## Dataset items
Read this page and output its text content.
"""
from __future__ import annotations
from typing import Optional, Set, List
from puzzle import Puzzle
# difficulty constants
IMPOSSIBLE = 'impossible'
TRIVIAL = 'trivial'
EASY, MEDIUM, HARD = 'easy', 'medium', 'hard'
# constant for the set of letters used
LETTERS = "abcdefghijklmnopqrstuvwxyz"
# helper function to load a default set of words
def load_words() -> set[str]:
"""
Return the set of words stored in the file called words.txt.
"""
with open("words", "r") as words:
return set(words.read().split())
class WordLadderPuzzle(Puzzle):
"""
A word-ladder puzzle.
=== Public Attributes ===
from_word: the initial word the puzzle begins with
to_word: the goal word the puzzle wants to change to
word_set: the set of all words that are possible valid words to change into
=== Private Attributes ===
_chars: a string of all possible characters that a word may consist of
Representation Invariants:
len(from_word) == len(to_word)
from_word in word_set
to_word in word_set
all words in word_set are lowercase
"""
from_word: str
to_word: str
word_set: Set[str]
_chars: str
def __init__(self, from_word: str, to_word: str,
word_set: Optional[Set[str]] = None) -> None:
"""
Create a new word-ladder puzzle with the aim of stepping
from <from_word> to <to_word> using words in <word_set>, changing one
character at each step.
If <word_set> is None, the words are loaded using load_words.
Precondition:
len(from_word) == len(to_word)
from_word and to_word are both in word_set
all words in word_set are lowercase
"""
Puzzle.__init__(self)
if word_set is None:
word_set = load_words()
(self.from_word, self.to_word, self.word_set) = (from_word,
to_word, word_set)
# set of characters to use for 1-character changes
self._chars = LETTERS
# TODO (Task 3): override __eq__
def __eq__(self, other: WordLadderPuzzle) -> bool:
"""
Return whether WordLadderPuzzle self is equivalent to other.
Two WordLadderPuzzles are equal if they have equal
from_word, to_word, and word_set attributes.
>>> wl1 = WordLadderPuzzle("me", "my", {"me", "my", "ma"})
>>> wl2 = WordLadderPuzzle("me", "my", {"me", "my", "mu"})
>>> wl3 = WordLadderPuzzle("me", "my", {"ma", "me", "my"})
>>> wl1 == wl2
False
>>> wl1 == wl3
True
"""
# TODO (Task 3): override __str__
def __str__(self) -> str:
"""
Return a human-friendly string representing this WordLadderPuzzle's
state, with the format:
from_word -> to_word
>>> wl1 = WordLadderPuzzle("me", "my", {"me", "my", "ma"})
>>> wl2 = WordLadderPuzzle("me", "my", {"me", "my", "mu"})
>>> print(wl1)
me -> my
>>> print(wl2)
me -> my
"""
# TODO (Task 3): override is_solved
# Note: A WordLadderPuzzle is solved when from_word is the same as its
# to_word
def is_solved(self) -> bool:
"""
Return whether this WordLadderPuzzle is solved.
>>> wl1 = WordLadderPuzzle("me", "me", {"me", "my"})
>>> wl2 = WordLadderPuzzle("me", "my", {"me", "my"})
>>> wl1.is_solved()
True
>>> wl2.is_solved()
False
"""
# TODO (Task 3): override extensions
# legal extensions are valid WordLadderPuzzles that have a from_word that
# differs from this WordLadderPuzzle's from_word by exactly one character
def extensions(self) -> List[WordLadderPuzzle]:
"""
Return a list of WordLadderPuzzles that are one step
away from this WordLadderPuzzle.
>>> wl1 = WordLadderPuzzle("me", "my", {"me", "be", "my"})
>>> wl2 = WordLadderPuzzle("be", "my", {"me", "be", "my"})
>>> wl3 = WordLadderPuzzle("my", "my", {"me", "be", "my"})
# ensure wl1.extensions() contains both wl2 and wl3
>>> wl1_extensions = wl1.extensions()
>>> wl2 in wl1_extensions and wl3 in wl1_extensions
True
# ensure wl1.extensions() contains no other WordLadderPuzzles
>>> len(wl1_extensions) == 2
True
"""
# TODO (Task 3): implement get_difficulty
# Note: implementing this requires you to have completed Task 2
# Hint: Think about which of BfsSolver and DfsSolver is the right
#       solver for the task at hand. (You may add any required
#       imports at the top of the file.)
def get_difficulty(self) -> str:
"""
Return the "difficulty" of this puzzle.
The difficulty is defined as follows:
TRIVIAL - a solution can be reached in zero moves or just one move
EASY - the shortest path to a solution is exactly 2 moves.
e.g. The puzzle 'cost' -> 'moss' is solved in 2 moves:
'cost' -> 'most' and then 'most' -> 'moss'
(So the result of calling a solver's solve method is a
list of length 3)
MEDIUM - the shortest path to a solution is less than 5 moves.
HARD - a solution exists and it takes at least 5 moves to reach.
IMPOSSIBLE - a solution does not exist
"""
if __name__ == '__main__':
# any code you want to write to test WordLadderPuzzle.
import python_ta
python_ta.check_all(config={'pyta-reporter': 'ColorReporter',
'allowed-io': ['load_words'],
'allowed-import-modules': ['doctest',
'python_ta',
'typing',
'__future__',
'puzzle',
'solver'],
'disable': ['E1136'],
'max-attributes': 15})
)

## Do this
Repeat the data precisely, reproducing every entry.

## Response to this exercise
Read this page and output its text content.
"""
from __future__ import annotations
from typing import Optional, Set, List
from puzzle import Puzzle
# difficulty constants
IMPOSSIBLE = 'impossible'
TRIVIAL = 'trivial'
EASY, MEDIUM, HARD = 'easy', 'medium', 'hard'
# constant for the set of letters used
LETTERS = "abcdefghijklmnopqrstuvwxyz"
# helper function to load a default set of words
def load_words() -> set[str]:
"""
Return the set of words stored in the file called words.txt.
"""
with open("words", "r") as words:
return set(words.read().split())
class WordLadderPuzzle(Puzzle):
"""
A word-ladder puzzle.
=== Public Attributes ===
from_word: the initial word the puzzle begins with
to_word: the goal word the puzzle wants to change to
word_set: the set of all words that are possible valid words to change into
=== Private Attributes ===
_chars: a string of all possible characters that a word may consist of
Representation Invariants:
len(from_word) == len(to_word)
from_word in word_set
to_word in word_set
all words in word_set are lowercase
"""
from_word: str
to_word: str
word_set: Set[str]
_chars: str
def __init__(self, from_word: str, to_word: str,
word_set: Optional[Set[str]] = None) -> None:
"""
Create a new word-ladder puzzle with the aim of stepping
from <from_word> to <to_word> using words in <word_set>, changing one
character at each step.
If <word_set> is None, the words are loaded using load_words.
Precondition:
len(from_word) == len(to_word)
from_word and to_word are both in word_set
all words in word_set are lowercase
"""
Puzzle.__init__(self)
if word_set is None:
word_set = load_words()
(self.from_word, self.to_word, self.word_set) = (from_word,
to_word, word_set)
# set of characters to use for 1-character changes
self._chars = LETTERS
# TODO (Task 3): override __eq__
def __eq__(self, other: WordLadderPuzzle) -> bool:
"""
Return whether WordLadderPuzzle self is equivalent to other.
Two WordLadderPuzzles are equal if they have equal
from_word, to_word, and word_set attributes.
>>> wl1 = WordLadderPuzzle("me", "my", {"me", "my", "ma"})
>>> wl2 = WordLadderPuzzle("me", "my", {"me", "my", "mu"})
>>> wl3 = WordLadderPuzzle("me", "my", {"ma", "me", "my"})
>>> wl1 == wl2
False
>>> wl1 == wl3
True
"""
# TODO (Task 3): override __str__
def __str__(self) -> str:
"""
Return a human-friendly string representing this WordLadderPuzzle's
state, with the format:
from_word -> to_word
>>> wl1 = WordLadderPuzzle("me", "my", {"me", "my", "ma"})
>>> wl2 = WordLadderPuzzle("me", "my", {"me", "my", "mu"})
>>> print(wl1)
me -> my
>>> print(wl2)
me -> my
"""
# TODO (Task 3): override is_solved
# Note: A WordLadderPuzzle is solved when from_word is the same as its
# to_word
def is_solved(self) -> bool:
"""
Return whether this WordLadderPuzzle is solved.
>>> wl1 = WordLadderPuzzle("me", "me", {"me", "my"})
>>> wl2 = WordLadderPuzzle("me", "my", {"me", "my"})
>>> wl1.is_solved()
True
>>> wl2.is_solved()
False
"""
# TODO (Task 3): override extensions
# legal extensions are valid WordLadderPuzzles that have a from_word that
# differs from this WordLadderPuzzle's from_word by exactly one character
def extensions(self) -> List[WordLadderPuzzle]:
"""
Return a list of WordLadderPuzzles that are one step
away from this WordLadderPuzzle.
>>> wl1 = WordLadderPuzzle("me", "my", {"me", "be", "my"})
>>> wl2 = WordLadderPuzzle("be", "my", {"me", "be", "my"})
>>> wl3 = WordLadderPuzzle("my", "my", {"me", "be", "my"})
# ensure wl1.extensions() contains both wl2 and wl3
>>> wl1_extensions = wl1.extensions()
>>> wl2 in wl1_extensions and wl3 in wl1_extensions
True
# ensure wl1.extensions() contains no other WordLadderPuzzles
>>> len(wl1_extensions) == 2
True
"""
# TODO (Task 3): implement get_difficulty
# Note: implementing this requires you to have completed Task 2
# Hint: Think about which of BfsSolver and DfsSolver is the right
#       solver for the task at hand. (You may add any required
#       imports at the top of the file.)
def get_difficulty(self) -> str:
"""
Return the "difficulty" of this puzzle.
The difficulty is defined as follows:
TRIVIAL - a solution can be reached in zero moves or just one move
EASY - the shortest path to a solution is exactly 2 moves.
e.g. The puzzle 'cost' -> 'moss' is solved in 2 moves:
'cost' -> 'most' and then 'most' -> 'moss'
(So the result of calling a solver's solve method is a
list of length 3)
MEDIUM - the shortest path to a solution is less than 5 moves.
HARD - a solution exists and it takes at least 5 moves to reach.
IMPOSSIBLE - a solution does not exist
"""
if __name__ == '__main__':
# any code you want to write to test WordLadderPuzzle.
import python_ta
python_ta.check_all(config={'pyta-reporter': 'ColorReporter',
'allowed-io': ['load_words'],
'allowed-import-modules': ['doctest',
'python_ta',
'typing',
'__future__',
'puzzle',
'solver'],
'disable': ['E1136'],
'max-attributes': 15})
)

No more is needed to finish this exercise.